Records that describe figures
......

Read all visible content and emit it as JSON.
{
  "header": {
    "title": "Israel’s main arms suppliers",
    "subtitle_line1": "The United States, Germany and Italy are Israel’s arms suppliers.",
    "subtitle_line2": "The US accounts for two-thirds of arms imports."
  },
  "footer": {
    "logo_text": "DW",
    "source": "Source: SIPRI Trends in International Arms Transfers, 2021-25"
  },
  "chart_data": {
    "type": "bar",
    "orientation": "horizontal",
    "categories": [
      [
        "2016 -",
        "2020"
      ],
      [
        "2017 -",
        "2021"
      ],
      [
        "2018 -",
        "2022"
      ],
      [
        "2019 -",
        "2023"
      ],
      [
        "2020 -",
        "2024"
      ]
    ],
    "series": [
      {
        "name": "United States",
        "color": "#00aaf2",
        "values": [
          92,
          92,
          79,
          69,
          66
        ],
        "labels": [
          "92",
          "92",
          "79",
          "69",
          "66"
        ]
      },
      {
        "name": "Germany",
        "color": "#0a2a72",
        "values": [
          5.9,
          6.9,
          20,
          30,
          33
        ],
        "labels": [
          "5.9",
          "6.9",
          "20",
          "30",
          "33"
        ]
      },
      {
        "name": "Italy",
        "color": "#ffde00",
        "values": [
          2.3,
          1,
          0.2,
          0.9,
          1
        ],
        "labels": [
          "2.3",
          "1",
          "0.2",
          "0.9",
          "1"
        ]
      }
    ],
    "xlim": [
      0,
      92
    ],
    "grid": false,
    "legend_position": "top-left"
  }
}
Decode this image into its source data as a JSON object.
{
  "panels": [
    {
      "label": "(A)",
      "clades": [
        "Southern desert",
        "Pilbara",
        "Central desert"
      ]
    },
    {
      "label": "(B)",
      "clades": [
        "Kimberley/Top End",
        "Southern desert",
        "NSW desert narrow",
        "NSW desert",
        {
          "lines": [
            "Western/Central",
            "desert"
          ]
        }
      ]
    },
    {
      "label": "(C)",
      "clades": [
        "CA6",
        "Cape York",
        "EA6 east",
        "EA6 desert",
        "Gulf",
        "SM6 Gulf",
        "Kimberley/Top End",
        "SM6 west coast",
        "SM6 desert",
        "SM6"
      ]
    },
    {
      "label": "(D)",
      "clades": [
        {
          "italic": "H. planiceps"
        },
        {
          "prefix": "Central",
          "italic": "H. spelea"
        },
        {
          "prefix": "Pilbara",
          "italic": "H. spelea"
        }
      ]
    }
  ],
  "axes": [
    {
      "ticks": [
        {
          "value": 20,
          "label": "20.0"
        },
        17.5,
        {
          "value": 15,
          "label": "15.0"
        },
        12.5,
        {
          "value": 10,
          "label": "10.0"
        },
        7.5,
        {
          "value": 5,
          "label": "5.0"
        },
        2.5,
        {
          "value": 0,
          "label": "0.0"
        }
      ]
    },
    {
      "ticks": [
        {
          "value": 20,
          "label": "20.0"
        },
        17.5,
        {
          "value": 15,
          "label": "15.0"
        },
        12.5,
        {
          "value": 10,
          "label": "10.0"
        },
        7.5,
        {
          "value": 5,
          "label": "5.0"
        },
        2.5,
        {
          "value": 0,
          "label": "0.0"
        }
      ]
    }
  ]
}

......

Task to carry out
Write out every line of the records exactly.

Task response
Read all visible content and emit it as JSON.
{
  "header": {
    "title": "Israel’s main arms suppliers",
    "subtitle_line1": "The United States, Germany and Italy are Israel’s arms suppliers.",
    "subtitle_line2": "The US accounts for two-thirds of arms imports."
  },
  "footer": {
    "logo_text": "DW",
    "source": "Source: SIPRI Trends in International Arms Transfers, 2021-25"
  },
  "chart_data": {
    "type": "bar",
    "orientation": "horizontal",
    "categories": [
      [
        "2016 -",
        "2020"
      ],
      [
        "2017 -",
        "2021"
      ],
      [
        "2018 -",
        "2022"
      ],
      [
        "2019 -",
        "2023"
      ],
      [
        "2020 -",
        "2024"
      ]
    ],
    "series": [
      {
        "name": "United States",
        "color": "#00aaf2",
        "values": [
          92,
          92,
          79,
          69,
          66
        ],
        "labels": [
          "92",
          "92",
          "79",
          "69",
          "66"
        ]
      },
      {
        "name": "Germany",
        "color": "#0a2a72",
        "values": [
          5.9,
          6.9,
          20,
          30,
          33
        ],
        "labels": [
          "5.9",
          "6.9",
          "20",
          "30",
          "33"
        ]
      },
      {
        "name": "Italy",
        "color": "#ffde00",
        "values": [
          2.3,
          1,
          0.2,
          0.9,
          1
        ],
        "labels": [
          "2.3",
          "1",
          "0.2",
          "0.9",
          "1"
        ]
      }
    ],
    "xlim": [
      0,
      92
    ],
    "grid": false,
    "legend_position": "top-left"
  }
}
Decode this image into its source data as a JSON object.
{
  "panels": [
    {
      "label": "(A)",
      "clades": [
        "Southern desert",
        "Pilbara",
        "Central desert"
      ]
    },
    {
      "label": "(B)",
      "clades": [
        "Kimberley/Top End",
        "Southern desert",
        "NSW desert narrow",
        "NSW desert",
        {
          "lines": [
            "Western/Central",
            "desert"
          ]
        }
      ]
    },
    {
      "label": "(C)",
      "clades": [
        "CA6",
        "Cape York",
        "EA6 east",
        "EA6 desert",
        "Gulf",
        "SM6 Gulf",
        "Kimberley/Top End",
        "SM6 west coast",
        "SM6 desert",
        "SM6"
      ]
    },
    {
      "label": "(D)",
      "clades": [
        {
          "italic": "H. planiceps"
        },
        {
          "prefix": "Central",
          "italic": "H. spelea"
        },
        {
          "prefix": "Pilbara",
          "italic": "H. spelea"
        }
      ]
    }
  ],
  "axes": [
    {
      "ticks": [
        {
          "value": 20,
          "label": "20.0"
        },
        17.5,
        {
          "value": 15,
          "label": "15.0"
        },
        12.5,
        {
          "value": 10,
          "label": "10.0"
        },
        7.5,
        {
          "value": 5,
          "label": "5.0"
        },
        2.5,
        {
          "value": 0,
          "label": "0.0"
        }
      ]
    },
    {
      "ticks": [
        {
          "value": 20,
          "label": "20.0"
        },
        17.5,
        {
          "value": 15,
          "label": "15.0"
        },
        12.5,
        {
          "value": 10,
          "label": "10.0"
        },
        7.5,
        {
          "value": 5,
          "label": "5.0"
        },
        2.5,
        {
          "value": 0,
          "label": "0.0"
        }
      ]
    }
  ]
}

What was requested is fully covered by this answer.